Listed entries:
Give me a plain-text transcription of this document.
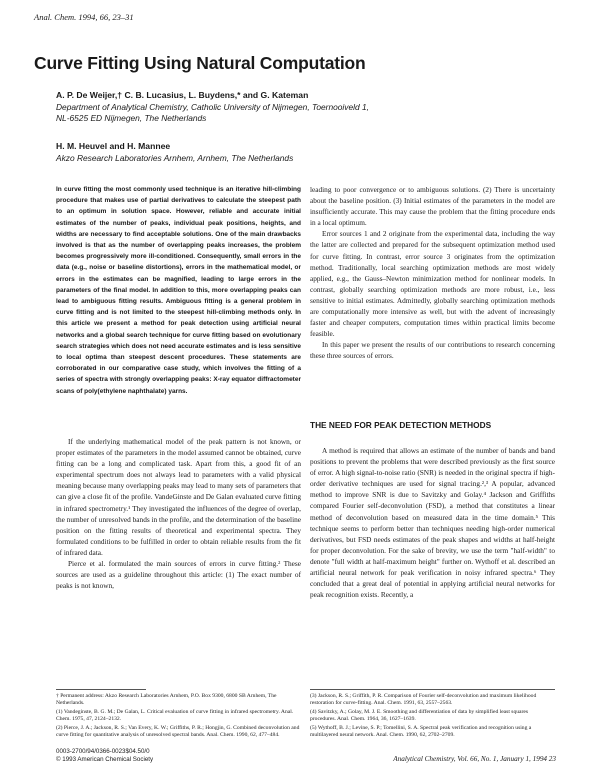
Anal. Chem. 1994, 66, 23–31
Curve Fitting Using Natural Computation
A. P. De Weijer,† C. B. Lucasius, L. Buydens,* and G. Kateman
Department of Analytical Chemistry, Catholic University of Nijmegen, Toernooiveld 1,
NL-6525 ED Nijmegen, The Netherlands
H. M. Heuvel and H. Mannee
Akzo Research Laboratories Arnhem, Arnhem, The Netherlands
In curve fitting the most commonly used technique is an iterative hill-climbing procedure that makes use of partial derivatives to calculate the steepest path to an optimum in solution space. However, reliable and accurate initial estimates of the number of peaks, individual peak positions, heights, and widths are necessary to find acceptable solutions. One of the main drawbacks involved is that as the number of overlapping peaks increases, the problem becomes progressively more ill-conditioned. Consequently, small errors in the data (e.g., noise or baseline distortions), errors in the mathematical model, or errors in the estimates can be magnified, leading to large errors in the parameters of the final model. In addition to this, more overlapping peaks can lead to ambiguous fitting results. Ambiguous fitting is a general problem in curve fitting and is not limited to the steepest hill-climbing methods only. In this article we present a method for peak detection using artificial neural networks and a global search technique for curve fitting based on evolutionary search strategies which does not need accurate estimates and is less sensitive to local optima than steepest descent procedures. These statements are corroborated in our comparative case study, which involves the fitting of a series of spectra with strongly overlapping peaks: X-ray equator diffractometer scans of poly(ethylene naphthalate) yarns.

If the underlying mathematical model of the peak pattern is not known, or proper estimates of the parameters in the model assumed cannot be obtained, curve fitting can be a long and complicated task. Apart from this, a good fit of an experimental spectrum does not always lead to parameters with a valid physical meaning because many overlapping peaks may lead to many sets of parameters that can give a close fit of the profile. VandeGinste and De Galan evaluated curve fitting in infrared spectrometry.¹ They investigated the influences of the degree of overlap, the number of unresolved bands in the profile, and the determination of the baseline position on the fitting results of theoretical and experimental spectra. They formulated conditions to be fulfilled in order to obtain reliable results from the fit of infrared data.

Pierce et al. formulated the main sources of errors in curve fitting.² These sources are used as a guideline throughout this article: (1) The exact number of peaks is not known,

leading to poor convergence or to ambiguous solutions. (2) There is uncertainty about the baseline position. (3) Initial estimates of the parameters in the model are insufficiently accurate. This may cause the problem that the fitting procedure ends in a local optimum.

Error sources 1 and 2 originate from the experimental data, including the way the latter are collected and prepared for the subsequent optimization method used for curve fitting. In contrast, error source 3 originates from the optimization method. Traditionally, local searching optimization methods are most widely applied, e.g., the Gauss–Newton minimization method for nonlinear models. In contrast, globally searching optimization methods are more robust, i.e., less sensitive to initial estimates. Admittedly, globally searching optimization methods are computationally more intensive as well, but with the advent of increasingly faster and cheaper computers, computation times within practical limits become feasible.

In this paper we present the results of our contributions to research concerning these three sources of errors.

THE NEED FOR PEAK DETECTION METHODS

A method is required that allows an estimate of the number of bands and band positions to prevent the problems that were described previously as the first source of error. A high signal-to-noise ratio (SNR) is needed in the original spectra if high-order derivative techniques are used for signal tracing.²,³ A popular, advanced method to improve SNR is due to Savitzky and Golay.⁴ Jackson and Griffiths compared Fourier self-deconvolution (FSD), a method that constitutes a linear method of deconvolution based on measured data in the time domain.⁵ This technique seems to perform better than techniques needing high-order numerical derivatives, but FSD needs estimates of the peak shapes and widths at half-height for proper deconvolution. For the sake of brevity, we use the term "half-width" to denote "full width at half-maximum height" further on. Wythoff et al. described an artificial neural network for peak verification in noisy infrared spectra.⁶ They concluded that a great deal of potential in applying artificial neural networks for peak recognition exists. Recently, a

† Permanent address: Akzo Research Laboratories Arnhem, P.O. Box 9300, 6800 SB Arnhem, The Netherlands.
(1) Vandeginste, B. G. M.; De Galan, L. Critical evaluation of curve fitting in infrared spectrometry. Anal. Chem. 1975, 47, 2124–2132.
(2) Pierce, J. A.; Jackson, R. S.; Van Every, K. W.; Griffiths, P. R.; Hongjin, G. Combined deconvolution and curve fitting for quantitative analysis of unresolved spectral bands. Anal. Chem. 1990, 62, 477–484.
(3) Jackson, R. S.; Griffith, P. R. Comparison of Fourier self-deconvolution and maximum likelihood restoration for curve-fitting. Anal. Chem. 1991, 63, 2557–2563.
(4) Savitzky, A.; Golay, M. J. E. Smoothing and differentiation of data by simplified least squares procedures. Anal. Chem. 1964, 36, 1627–1639.
(5) Wythoff, B. J.; Levine, S. P.; Tomellini, S. A. Spectral peak verification and recognition using a multilayered neural network. Anal. Chem. 1990, 62, 2702–2709.
0003-2700/94/0366-0023$04.50/0
© 1993 American Chemical Society	Analytical Chemistry, Vol. 66, No. 1, January 1, 1994 23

Directions: Make an exact copy of the whole listing, but don't bring over any pictures.

Reply:
Give me a plain-text transcription of this document.
Anal. Chem. 1994, 66, 23–31
Curve Fitting Using Natural Computation
A. P. De Weijer,† C. B. Lucasius, L. Buydens,* and G. Kateman
Department of Analytical Chemistry, Catholic University of Nijmegen, Toernooiveld 1,
NL-6525 ED Nijmegen, The Netherlands
H. M. Heuvel and H. Mannee
Akzo Research Laboratories Arnhem, Arnhem, The Netherlands
In curve fitting the most commonly used technique is an iterative hill-climbing procedure that makes use of partial derivatives to calculate the steepest path to an optimum in solution space. However, reliable and accurate initial estimates of the number of peaks, individual peak positions, heights, and widths are necessary to find acceptable solutions. One of the main drawbacks involved is that as the number of overlapping peaks increases, the problem becomes progressively more ill-conditioned. Consequently, small errors in the data (e.g., noise or baseline distortions), errors in the mathematical model, or errors in the estimates can be magnified, leading to large errors in the parameters of the final model. In addition to this, more overlapping peaks can lead to ambiguous fitting results. Ambiguous fitting is a general problem in curve fitting and is not limited to the steepest hill-climbing methods only. In this article we present a method for peak detection using artificial neural networks and a global search technique for curve fitting based on evolutionary search strategies which does not need accurate estimates and is less sensitive to local optima than steepest descent procedures. These statements are corroborated in our comparative case study, which involves the fitting of a series of spectra with strongly overlapping peaks: X-ray equator diffractometer scans of poly(ethylene naphthalate) yarns.

If the underlying mathematical model of the peak pattern is not known, or proper estimates of the parameters in the model assumed cannot be obtained, curve fitting can be a long and complicated task. Apart from this, a good fit of an experimental spectrum does not always lead to parameters with a valid physical meaning because many overlapping peaks may lead to many sets of parameters that can give a close fit of the profile. VandeGinste and De Galan evaluated curve fitting in infrared spectrometry.¹ They investigated the influences of the degree of overlap, the number of unresolved bands in the profile, and the determination of the baseline position on the fitting results of theoretical and experimental spectra. They formulated conditions to be fulfilled in order to obtain reliable results from the fit of infrared data.

Pierce et al. formulated the main sources of errors in curve fitting.² These sources are used as a guideline throughout this article: (1) The exact number of peaks is not known,

leading to poor convergence or to ambiguous solutions. (2) There is uncertainty about the baseline position. (3) Initial estimates of the parameters in the model are insufficiently accurate. This may cause the problem that the fitting procedure ends in a local optimum.

Error sources 1 and 2 originate from the experimental data, including the way the latter are collected and prepared for the subsequent optimization method used for curve fitting. In contrast, error source 3 originates from the optimization method. Traditionally, local searching optimization methods are most widely applied, e.g., the Gauss–Newton minimization method for nonlinear models. In contrast, globally searching optimization methods are more robust, i.e., less sensitive to initial estimates. Admittedly, globally searching optimization methods are computationally more intensive as well, but with the advent of increasingly faster and cheaper computers, computation times within practical limits become feasible.

In this paper we present the results of our contributions to research concerning these three sources of errors.

THE NEED FOR PEAK DETECTION METHODS

A method is required that allows an estimate of the number of bands and band positions to prevent the problems that were described previously as the first source of error. A high signal-to-noise ratio (SNR) is needed in the original spectra if high-order derivative techniques are used for signal tracing.²,³ A popular, advanced method to improve SNR is due to Savitzky and Golay.⁴ Jackson and Griffiths compared Fourier self-deconvolution (FSD), a method that constitutes a linear method of deconvolution based on measured data in the time domain.⁵ This technique seems to perform better than techniques needing high-order numerical derivatives, but FSD needs estimates of the peak shapes and widths at half-height for proper deconvolution. For the sake of brevity, we use the term "half-width" to denote "full width at half-maximum height" further on. Wythoff et al. described an artificial neural network for peak verification in noisy infrared spectra.⁶ They concluded that a great deal of potential in applying artificial neural networks for peak recognition exists. Recently, a

† Permanent address: Akzo Research Laboratories Arnhem, P.O. Box 9300, 6800 SB Arnhem, The Netherlands.
(1) Vandeginste, B. G. M.; De Galan, L. Critical evaluation of curve fitting in infrared spectrometry. Anal. Chem. 1975, 47, 2124–2132.
(2) Pierce, J. A.; Jackson, R. S.; Van Every, K. W.; Griffiths, P. R.; Hongjin, G. Combined deconvolution and curve fitting for quantitative analysis of unresolved spectral bands. Anal. Chem. 1990, 62, 477–484.
(3) Jackson, R. S.; Griffith, P. R. Comparison of Fourier self-deconvolution and maximum likelihood restoration for curve-fitting. Anal. Chem. 1991, 63, 2557–2563.
(4) Savitzky, A.; Golay, M. J. E. Smoothing and differentiation of data by simplified least squares procedures. Anal. Chem. 1964, 36, 1627–1639.
(5) Wythoff, B. J.; Levine, S. P.; Tomellini, S. A. Spectral peak verification and recognition using a multilayered neural network. Anal. Chem. 1990, 62, 2702–2709.
0003-2700/94/0366-0023$04.50/0
© 1993 American Chemical Society	Analytical Chemistry, Vol. 66, No. 1, January 1, 1994 23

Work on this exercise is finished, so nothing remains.